Aim of the exercise
Pull out from the material below all lines with "الله".

##### Records supplied

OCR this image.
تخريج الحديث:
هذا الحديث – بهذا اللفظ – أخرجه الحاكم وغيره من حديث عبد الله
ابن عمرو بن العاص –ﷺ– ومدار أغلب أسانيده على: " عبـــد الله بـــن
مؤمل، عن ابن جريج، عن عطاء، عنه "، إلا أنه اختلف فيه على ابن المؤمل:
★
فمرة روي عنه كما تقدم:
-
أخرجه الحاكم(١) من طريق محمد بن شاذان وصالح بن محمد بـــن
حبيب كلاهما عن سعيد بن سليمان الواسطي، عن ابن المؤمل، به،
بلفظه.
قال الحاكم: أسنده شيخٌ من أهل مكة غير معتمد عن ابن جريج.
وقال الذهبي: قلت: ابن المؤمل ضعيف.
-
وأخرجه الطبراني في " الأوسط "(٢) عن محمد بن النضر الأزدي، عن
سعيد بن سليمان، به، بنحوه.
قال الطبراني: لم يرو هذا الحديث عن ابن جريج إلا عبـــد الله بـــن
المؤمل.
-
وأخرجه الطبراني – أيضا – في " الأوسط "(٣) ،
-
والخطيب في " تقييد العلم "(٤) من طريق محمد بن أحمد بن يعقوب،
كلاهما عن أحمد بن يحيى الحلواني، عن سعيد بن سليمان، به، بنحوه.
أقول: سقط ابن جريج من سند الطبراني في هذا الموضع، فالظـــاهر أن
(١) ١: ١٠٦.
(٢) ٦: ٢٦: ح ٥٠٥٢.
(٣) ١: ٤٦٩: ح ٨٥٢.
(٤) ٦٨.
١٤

##########

Output of the task
هذا الحديث – بهذا اللفظ – أخرجه الحاكم وغيره من حديث عبد الله
ابن عمرو بن العاص –ﷺ– ومدار أغلب أسانيده على: " عبـــد الله بـــن
قال الطبراني: لم يرو هذا الحديث عن ابن جريج إلا عبـــد الله بـــن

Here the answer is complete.